AIM: Check each line of the listing below for the string "text", and copy the ones that have it.

DATA EXCERPTS:

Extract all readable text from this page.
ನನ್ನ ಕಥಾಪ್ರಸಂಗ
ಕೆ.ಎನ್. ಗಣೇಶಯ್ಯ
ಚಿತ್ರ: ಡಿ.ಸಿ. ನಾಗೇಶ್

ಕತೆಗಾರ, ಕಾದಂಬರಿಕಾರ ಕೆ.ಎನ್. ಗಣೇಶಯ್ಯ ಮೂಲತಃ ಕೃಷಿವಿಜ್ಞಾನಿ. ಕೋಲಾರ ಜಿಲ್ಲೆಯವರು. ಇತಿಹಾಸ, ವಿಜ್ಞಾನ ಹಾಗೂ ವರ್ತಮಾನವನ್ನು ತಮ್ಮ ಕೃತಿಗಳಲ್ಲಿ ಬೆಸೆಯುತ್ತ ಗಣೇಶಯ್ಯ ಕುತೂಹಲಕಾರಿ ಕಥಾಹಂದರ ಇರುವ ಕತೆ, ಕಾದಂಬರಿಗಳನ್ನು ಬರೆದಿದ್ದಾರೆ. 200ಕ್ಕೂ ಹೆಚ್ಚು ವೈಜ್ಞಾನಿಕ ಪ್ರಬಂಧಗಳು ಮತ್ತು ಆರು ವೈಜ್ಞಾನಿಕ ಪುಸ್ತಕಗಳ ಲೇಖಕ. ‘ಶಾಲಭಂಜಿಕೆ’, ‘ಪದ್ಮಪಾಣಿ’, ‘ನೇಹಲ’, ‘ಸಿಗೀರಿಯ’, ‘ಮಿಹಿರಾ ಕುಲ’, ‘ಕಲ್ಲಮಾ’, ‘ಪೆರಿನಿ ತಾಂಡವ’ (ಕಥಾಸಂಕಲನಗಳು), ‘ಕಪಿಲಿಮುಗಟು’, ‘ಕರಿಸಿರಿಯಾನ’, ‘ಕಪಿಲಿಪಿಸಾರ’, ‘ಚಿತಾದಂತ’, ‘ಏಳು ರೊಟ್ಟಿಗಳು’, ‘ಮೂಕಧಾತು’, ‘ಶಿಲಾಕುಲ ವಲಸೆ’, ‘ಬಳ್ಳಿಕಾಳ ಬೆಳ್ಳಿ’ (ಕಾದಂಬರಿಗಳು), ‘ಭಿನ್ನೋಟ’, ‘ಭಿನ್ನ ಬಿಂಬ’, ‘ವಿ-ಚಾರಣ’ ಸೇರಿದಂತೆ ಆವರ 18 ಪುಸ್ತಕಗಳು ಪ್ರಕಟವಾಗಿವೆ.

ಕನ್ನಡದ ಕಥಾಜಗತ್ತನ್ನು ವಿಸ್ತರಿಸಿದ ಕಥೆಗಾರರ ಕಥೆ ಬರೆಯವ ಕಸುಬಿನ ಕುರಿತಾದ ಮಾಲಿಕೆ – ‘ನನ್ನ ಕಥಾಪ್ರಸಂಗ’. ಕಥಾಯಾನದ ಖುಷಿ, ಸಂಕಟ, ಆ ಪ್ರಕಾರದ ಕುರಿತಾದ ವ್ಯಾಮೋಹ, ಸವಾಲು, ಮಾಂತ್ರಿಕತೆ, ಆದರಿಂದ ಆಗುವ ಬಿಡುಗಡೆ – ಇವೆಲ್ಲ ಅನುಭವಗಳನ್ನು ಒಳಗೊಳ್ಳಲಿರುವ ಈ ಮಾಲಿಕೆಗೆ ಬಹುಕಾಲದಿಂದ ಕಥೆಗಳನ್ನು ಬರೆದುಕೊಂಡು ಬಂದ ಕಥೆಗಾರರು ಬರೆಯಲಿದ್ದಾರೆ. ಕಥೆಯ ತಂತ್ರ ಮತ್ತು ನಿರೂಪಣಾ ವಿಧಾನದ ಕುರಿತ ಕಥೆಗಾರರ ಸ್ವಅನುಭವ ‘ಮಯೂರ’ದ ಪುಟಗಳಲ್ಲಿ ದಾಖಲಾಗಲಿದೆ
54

==

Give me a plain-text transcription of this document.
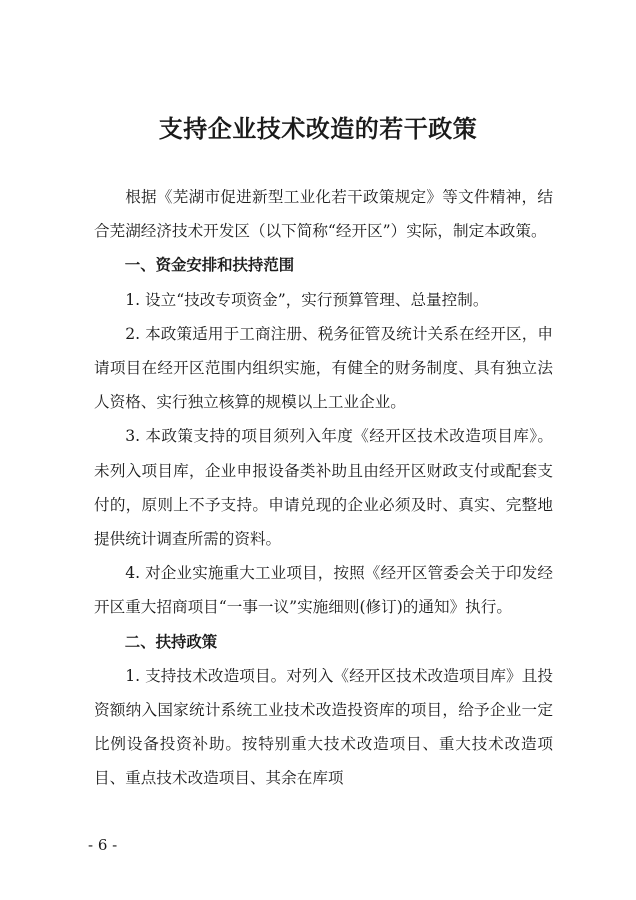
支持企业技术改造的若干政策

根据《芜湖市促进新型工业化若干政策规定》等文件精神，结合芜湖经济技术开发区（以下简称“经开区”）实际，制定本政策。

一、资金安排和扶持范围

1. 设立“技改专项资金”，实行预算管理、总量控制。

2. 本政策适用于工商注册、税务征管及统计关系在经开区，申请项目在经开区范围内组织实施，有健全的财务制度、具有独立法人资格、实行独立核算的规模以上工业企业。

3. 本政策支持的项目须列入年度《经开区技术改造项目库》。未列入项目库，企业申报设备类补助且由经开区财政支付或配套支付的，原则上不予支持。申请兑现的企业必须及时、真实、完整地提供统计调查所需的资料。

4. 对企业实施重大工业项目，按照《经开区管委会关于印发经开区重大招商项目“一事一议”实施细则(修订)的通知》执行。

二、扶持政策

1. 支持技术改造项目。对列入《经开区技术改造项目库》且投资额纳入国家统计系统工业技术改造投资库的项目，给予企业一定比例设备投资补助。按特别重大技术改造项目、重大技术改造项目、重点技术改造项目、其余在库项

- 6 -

EXERCISE OUTPUT:
Extract all readable text from this page.
Give me a plain-text transcription of this document.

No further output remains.